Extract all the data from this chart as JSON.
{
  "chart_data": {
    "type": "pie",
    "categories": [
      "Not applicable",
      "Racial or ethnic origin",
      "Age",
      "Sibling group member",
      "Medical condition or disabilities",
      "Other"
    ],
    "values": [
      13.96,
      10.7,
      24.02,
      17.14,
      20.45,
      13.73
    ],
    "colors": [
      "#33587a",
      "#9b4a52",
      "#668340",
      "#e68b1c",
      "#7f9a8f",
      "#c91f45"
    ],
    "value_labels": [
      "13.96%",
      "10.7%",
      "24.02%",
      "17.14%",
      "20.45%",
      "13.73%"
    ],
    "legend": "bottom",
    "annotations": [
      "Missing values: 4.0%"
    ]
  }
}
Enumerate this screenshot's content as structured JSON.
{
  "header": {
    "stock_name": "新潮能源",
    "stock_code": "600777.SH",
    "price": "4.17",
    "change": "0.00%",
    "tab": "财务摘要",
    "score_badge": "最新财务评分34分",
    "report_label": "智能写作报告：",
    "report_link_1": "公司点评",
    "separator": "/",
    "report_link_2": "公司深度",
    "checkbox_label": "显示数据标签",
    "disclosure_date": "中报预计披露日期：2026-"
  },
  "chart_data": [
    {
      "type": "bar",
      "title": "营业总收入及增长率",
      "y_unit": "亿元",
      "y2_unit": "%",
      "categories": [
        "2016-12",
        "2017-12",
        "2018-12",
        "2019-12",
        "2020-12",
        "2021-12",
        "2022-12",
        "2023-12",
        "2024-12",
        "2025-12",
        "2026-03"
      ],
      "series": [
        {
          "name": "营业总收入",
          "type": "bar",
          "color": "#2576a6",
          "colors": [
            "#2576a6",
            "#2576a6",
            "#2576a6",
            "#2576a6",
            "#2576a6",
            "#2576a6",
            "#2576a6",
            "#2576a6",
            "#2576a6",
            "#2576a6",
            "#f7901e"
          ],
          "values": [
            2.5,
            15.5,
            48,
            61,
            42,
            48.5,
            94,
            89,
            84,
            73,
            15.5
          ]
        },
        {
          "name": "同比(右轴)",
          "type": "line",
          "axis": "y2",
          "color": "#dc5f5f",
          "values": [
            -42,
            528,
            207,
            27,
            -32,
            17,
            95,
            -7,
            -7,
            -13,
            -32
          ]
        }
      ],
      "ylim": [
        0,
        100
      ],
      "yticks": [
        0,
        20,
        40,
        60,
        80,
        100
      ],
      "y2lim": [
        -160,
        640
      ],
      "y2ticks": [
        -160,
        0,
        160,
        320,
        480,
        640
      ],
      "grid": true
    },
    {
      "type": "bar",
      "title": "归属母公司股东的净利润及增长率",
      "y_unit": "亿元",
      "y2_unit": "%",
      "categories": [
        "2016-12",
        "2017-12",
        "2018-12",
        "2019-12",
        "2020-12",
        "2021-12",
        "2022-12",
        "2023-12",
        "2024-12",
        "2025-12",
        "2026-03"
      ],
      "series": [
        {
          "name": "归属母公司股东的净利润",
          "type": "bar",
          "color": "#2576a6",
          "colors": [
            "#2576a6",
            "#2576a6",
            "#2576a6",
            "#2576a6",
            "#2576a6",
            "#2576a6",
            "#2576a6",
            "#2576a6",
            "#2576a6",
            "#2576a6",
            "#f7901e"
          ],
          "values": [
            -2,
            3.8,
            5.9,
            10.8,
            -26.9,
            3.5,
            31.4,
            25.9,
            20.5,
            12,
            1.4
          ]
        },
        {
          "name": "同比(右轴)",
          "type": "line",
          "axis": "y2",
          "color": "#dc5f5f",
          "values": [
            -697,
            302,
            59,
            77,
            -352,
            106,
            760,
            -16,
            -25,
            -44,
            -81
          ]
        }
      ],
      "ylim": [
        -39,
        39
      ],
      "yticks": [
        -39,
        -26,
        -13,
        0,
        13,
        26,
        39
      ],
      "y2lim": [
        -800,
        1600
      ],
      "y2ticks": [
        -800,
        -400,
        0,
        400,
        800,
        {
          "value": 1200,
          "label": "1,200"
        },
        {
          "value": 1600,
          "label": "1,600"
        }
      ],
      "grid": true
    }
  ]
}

··········

▶ **TO BE DONE**: Write out every record, exactly as written.

▶ **ANSWER BELOW**:
Extract all the data from this chart as JSON.
{
  "chart_data": {
    "type": "pie",
    "categories": [
      "Not applicable",
      "Racial or ethnic origin",
      "Age",
      "Sibling group member",
      "Medical condition or disabilities",
      "Other"
    ],
    "values": [
      13.96,
      10.7,
      24.02,
      17.14,
      20.45,
      13.73
    ],
    "colors": [
      "#33587a",
      "#9b4a52",
      "#668340",
      "#e68b1c",
      "#7f9a8f",
      "#c91f45"
    ],
    "value_labels": [
      "13.96%",
      "10.7%",
      "24.02%",
      "17.14%",
      "20.45%",
      "13.73%"
    ],
    "legend": "bottom",
    "annotations": [
      "Missing values: 4.0%"
    ]
  }
}
Enumerate this screenshot's content as structured JSON.
{
  "header": {
    "stock_name": "新潮能源",
    "stock_code": "600777.SH",
    "price": "4.17",
    "change": "0.00%",
    "tab": "财务摘要",
    "score_badge": "最新财务评分34分",
    "report_label": "智能写作报告：",
    "report_link_1": "公司点评",
    "separator": "/",
    "report_link_2": "公司深度",
    "checkbox_label": "显示数据标签",
    "disclosure_date": "中报预计披露日期：2026-"
  },
  "chart_data": [
    {
      "type": "bar",
      "title": "营业总收入及增长率",
      "y_unit": "亿元",
      "y2_unit": "%",
      "categories": [
        "2016-12",
        "2017-12",
        "2018-12",
        "2019-12",
        "2020-12",
        "2021-12",
        "2022-12",
        "2023-12",
        "2024-12",
        "2025-12",
        "2026-03"
      ],
      "series": [
        {
          "name": "营业总收入",
          "type": "bar",
          "color": "#2576a6",
          "colors": [
            "#2576a6",
            "#2576a6",
            "#2576a6",
            "#2576a6",
            "#2576a6",
            "#2576a6",
            "#2576a6",
            "#2576a6",
            "#2576a6",
            "#2576a6",
            "#f7901e"
          ],
          "values": [
            2.5,
            15.5,
            48,
            61,
            42,
            48.5,
            94,
            89,
            84,
            73,
            15.5
          ]
        },
        {
          "name": "同比(右轴)",
          "type": "line",
          "axis": "y2",
          "color": "#dc5f5f",
          "values": [
            -42,
            528,
            207,
            27,
            -32,
            17,
            95,
            -7,
            -7,
            -13,
            -32
          ]
        }
      ],
      "ylim": [
        0,
        100
      ],
      "yticks": [
        0,
        20,
        40,
        60,
        80,
        100
      ],
      "y2lim": [
        -160,
        640
      ],
      "y2ticks": [
        -160,
        0,
        160,
        320,
        480,
        640
      ],
      "grid": true
    },
    {
      "type": "bar",
      "title": "归属母公司股东的净利润及增长率",
      "y_unit": "亿元",
      "y2_unit": "%",
      "categories": [
        "2016-12",
        "2017-12",
        "2018-12",
        "2019-12",
        "2020-12",
        "2021-12",
        "2022-12",
        "2023-12",
        "2024-12",
        "2025-12",
        "2026-03"
      ],
      "series": [
        {
          "name": "归属母公司股东的净利润",
          "type": "bar",
          "color": "#2576a6",
          "colors": [
            "#2576a6",
            "#2576a6",
            "#2576a6",
            "#2576a6",
            "#2576a6",
            "#2576a6",
            "#2576a6",
            "#2576a6",
            "#2576a6",
            "#2576a6",
            "#f7901e"
          ],
          "values": [
            -2,
            3.8,
            5.9,
            10.8,
            -26.9,
            3.5,
            31.4,
            25.9,
            20.5,
            12,
            1.4
          ]
        },
        {
          "name": "同比(右轴)",
          "type": "line",
          "axis": "y2",
          "color": "#dc5f5f",
          "values": [
            -697,
            302,
            59,
            77,
            -352,
            106,
            760,
            -16,
            -25,
            -44,
            -81
          ]
        }
      ],
      "ylim": [
        -39,
        39
      ],
      "yticks": [
        -39,
        -26,
        -13,
        0,
        13,
        26,
        39
      ],
      "y2lim": [
        -800,
        1600
      ],
      "y2ticks": [
        -800,
        -400,
        0,
        400,
        800,
        {
          "value": 1200,
          "label": "1,200"
        },
        {
          "value": 1600,
          "label": "1,600"
        }
      ],
      "grid": true
    }
  ]
}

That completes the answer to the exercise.